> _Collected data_
::::::
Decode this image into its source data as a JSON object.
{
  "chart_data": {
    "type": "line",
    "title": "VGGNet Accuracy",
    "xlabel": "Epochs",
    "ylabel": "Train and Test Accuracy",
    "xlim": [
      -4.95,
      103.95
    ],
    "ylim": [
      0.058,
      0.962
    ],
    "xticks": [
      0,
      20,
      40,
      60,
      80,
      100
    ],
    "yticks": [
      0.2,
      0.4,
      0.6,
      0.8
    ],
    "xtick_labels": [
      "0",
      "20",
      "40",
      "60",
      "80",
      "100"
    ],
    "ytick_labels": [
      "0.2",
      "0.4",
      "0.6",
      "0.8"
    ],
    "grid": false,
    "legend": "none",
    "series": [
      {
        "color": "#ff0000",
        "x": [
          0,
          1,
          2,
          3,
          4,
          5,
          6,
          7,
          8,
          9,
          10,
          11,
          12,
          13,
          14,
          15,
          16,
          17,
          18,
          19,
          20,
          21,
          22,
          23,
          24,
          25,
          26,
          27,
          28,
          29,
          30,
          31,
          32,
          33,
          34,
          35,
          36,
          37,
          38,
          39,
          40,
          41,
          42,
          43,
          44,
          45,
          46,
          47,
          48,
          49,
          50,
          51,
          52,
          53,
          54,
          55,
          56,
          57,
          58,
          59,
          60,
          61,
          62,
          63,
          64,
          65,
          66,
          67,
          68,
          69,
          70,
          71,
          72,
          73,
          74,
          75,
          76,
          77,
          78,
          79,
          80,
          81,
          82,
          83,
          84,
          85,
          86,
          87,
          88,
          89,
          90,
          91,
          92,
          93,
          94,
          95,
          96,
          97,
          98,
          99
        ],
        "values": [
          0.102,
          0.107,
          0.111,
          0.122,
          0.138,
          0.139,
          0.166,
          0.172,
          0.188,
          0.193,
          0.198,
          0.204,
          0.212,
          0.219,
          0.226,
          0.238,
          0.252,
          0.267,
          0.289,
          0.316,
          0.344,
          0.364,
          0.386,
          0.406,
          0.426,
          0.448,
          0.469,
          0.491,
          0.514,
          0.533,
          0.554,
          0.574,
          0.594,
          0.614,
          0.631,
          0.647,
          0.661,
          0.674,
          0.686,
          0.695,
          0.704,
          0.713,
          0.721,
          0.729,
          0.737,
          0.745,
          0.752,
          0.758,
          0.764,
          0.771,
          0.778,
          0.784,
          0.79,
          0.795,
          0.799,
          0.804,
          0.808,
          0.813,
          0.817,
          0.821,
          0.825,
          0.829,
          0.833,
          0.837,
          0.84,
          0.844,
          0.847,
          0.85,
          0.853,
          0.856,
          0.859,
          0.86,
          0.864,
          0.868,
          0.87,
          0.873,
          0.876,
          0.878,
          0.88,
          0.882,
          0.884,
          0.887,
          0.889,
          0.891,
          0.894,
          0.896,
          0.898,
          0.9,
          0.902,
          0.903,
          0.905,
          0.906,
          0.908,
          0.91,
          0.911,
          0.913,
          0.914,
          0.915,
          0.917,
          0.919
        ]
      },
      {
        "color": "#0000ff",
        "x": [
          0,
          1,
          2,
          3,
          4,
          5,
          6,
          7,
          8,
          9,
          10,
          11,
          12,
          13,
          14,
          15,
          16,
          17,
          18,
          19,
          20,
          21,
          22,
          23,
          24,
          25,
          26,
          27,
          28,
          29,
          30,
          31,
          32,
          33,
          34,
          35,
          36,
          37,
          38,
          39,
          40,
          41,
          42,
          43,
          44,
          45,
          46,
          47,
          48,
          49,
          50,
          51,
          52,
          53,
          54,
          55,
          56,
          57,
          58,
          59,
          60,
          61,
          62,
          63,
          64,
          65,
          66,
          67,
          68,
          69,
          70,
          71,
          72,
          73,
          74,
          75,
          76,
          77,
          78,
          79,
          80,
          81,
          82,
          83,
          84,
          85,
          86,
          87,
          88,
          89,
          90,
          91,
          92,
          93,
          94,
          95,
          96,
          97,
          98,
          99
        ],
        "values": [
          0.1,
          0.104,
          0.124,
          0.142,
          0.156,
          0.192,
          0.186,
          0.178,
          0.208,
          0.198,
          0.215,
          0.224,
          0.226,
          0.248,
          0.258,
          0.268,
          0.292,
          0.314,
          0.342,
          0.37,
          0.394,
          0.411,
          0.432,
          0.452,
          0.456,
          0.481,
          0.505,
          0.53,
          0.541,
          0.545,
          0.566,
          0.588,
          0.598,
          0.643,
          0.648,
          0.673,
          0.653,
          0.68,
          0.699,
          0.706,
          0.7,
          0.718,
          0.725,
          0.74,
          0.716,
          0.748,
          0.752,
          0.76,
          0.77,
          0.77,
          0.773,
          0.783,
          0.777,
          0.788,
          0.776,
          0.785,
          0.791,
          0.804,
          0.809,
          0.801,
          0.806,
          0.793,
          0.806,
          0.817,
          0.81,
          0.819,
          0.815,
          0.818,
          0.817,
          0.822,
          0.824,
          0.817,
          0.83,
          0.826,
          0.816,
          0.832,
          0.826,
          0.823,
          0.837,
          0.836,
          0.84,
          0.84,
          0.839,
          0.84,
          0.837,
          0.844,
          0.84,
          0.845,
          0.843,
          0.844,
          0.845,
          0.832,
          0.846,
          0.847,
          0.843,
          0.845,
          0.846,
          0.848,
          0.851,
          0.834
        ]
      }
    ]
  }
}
::::::
> _Given exercise_
Above are some records; repeat all of them exactly.

> _Output for this task_
Decode this image into its source data as a JSON object.
{
  "chart_data": {
    "type": "line",
    "title": "VGGNet Accuracy",
    "xlabel": "Epochs",
    "ylabel": "Train and Test Accuracy",
    "xlim": [
      -4.95,
      103.95
    ],
    "ylim": [
      0.058,
      0.962
    ],
    "xticks": [
      0,
      20,
      40,
      60,
      80,
      100
    ],
    "yticks": [
      0.2,
      0.4,
      0.6,
      0.8
    ],
    "xtick_labels": [
      "0",
      "20",
      "40",
      "60",
      "80",
      "100"
    ],
    "ytick_labels": [
      "0.2",
      "0.4",
      "0.6",
      "0.8"
    ],
    "grid": false,
    "legend": "none",
    "series": [
      {
        "color": "#ff0000",
        "x": [
          0,
          1,
          2,
          3,
          4,
          5,
          6,
          7,
          8,
          9,
          10,
          11,
          12,
          13,
          14,
          15,
          16,
          17,
          18,
          19,
          20,
          21,
          22,
          23,
          24,
          25,
          26,
          27,
          28,
          29,
          30,
          31,
          32,
          33,
          34,
          35,
          36,
          37,
          38,
          39,
          40,
          41,
          42,
          43,
          44,
          45,
          46,
          47,
          48,
          49,
          50,
          51,
          52,
          53,
          54,
          55,
          56,
          57,
          58,
          59,
          60,
          61,
          62,
          63,
          64,
          65,
          66,
          67,
          68,
          69,
          70,
          71,
          72,
          73,
          74,
          75,
          76,
          77,
          78,
          79,
          80,
          81,
          82,
          83,
          84,
          85,
          86,
          87,
          88,
          89,
          90,
          91,
          92,
          93,
          94,
          95,
          96,
          97,
          98,
          99
        ],
        "values": [
          0.102,
          0.107,
          0.111,
          0.122,
          0.138,
          0.139,
          0.166,
          0.172,
          0.188,
          0.193,
          0.198,
          0.204,
          0.212,
          0.219,
          0.226,
          0.238,
          0.252,
          0.267,
          0.289,
          0.316,
          0.344,
          0.364,
          0.386,
          0.406,
          0.426,
          0.448,
          0.469,
          0.491,
          0.514,
          0.533,
          0.554,
          0.574,
          0.594,
          0.614,
          0.631,
          0.647,
          0.661,
          0.674,
          0.686,
          0.695,
          0.704,
          0.713,
          0.721,
          0.729,
          0.737,
          0.745,
          0.752,
          0.758,
          0.764,
          0.771,
          0.778,
          0.784,
          0.79,
          0.795,
          0.799,
          0.804,
          0.808,
          0.813,
          0.817,
          0.821,
          0.825,
          0.829,
          0.833,
          0.837,
          0.84,
          0.844,
          0.847,
          0.85,
          0.853,
          0.856,
          0.859,
          0.86,
          0.864,
          0.868,
          0.87,
          0.873,
          0.876,
          0.878,
          0.88,
          0.882,
          0.884,
          0.887,
          0.889,
          0.891,
          0.894,
          0.896,
          0.898,
          0.9,
          0.902,
          0.903,
          0.905,
          0.906,
          0.908,
          0.91,
          0.911,
          0.913,
          0.914,
          0.915,
          0.917,
          0.919
        ]
      },
      {
        "color": "#0000ff",
        "x": [
          0,
          1,
          2,
          3,
          4,
          5,
          6,
          7,
          8,
          9,
          10,
          11,
          12,
          13,
          14,
          15,
          16,
          17,
          18,
          19,
          20,
          21,
          22,
          23,
          24,
          25,
          26,
          27,
          28,
          29,
          30,
          31,
          32,
          33,
          34,
          35,
          36,
          37,
          38,
          39,
          40,
          41,
          42,
          43,
          44,
          45,
          46,
          47,
          48,
          49,
          50,
          51,
          52,
          53,
          54,
          55,
          56,
          57,
          58,
          59,
          60,
          61,
          62,
          63,
          64,
          65,
          66,
          67,
          68,
          69,
          70,
          71,
          72,
          73,
          74,
          75,
          76,
          77,
          78,
          79,
          80,
          81,
          82,
          83,
          84,
          85,
          86,
          87,
          88,
          89,
          90,
          91,
          92,
          93,
          94,
          95,
          96,
          97,
          98,
          99
        ],
        "values": [
          0.1,
          0.104,
          0.124,
          0.142,
          0.156,
          0.192,
          0.186,
          0.178,
          0.208,
          0.198,
          0.215,
          0.224,
          0.226,
          0.248,
          0.258,
          0.268,
          0.292,
          0.314,
          0.342,
          0.37,
          0.394,
          0.411,
          0.432,
          0.452,
          0.456,
          0.481,
          0.505,
          0.53,
          0.541,
          0.545,
          0.566,
          0.588,
          0.598,
          0.643,
          0.648,
          0.673,
          0.653,
          0.68,
          0.699,
          0.706,
          0.7,
          0.718,
          0.725,
          0.74,
          0.716,
          0.748,
          0.752,
          0.76,
          0.77,
          0.77,
          0.773,
          0.783,
          0.777,
          0.788,
          0.776,
          0.785,
          0.791,
          0.804,
          0.809,
          0.801,
          0.806,
          0.793,
          0.806,
          0.817,
          0.81,
          0.819,
          0.815,
          0.818,
          0.817,
          0.822,
          0.824,
          0.817,
          0.83,
          0.826,
          0.816,
          0.832,
          0.826,
          0.823,
          0.837,
          0.836,
          0.84,
          0.84,
          0.839,
          0.84,
          0.837,
          0.844,
          0.84,
          0.845,
          0.843,
          0.844,
          0.845,
          0.832,
          0.846,
          0.847,
          0.843,
          0.845,
          0.846,
          0.848,
          0.851,
          0.834
        ]
      }
    ]
  }
}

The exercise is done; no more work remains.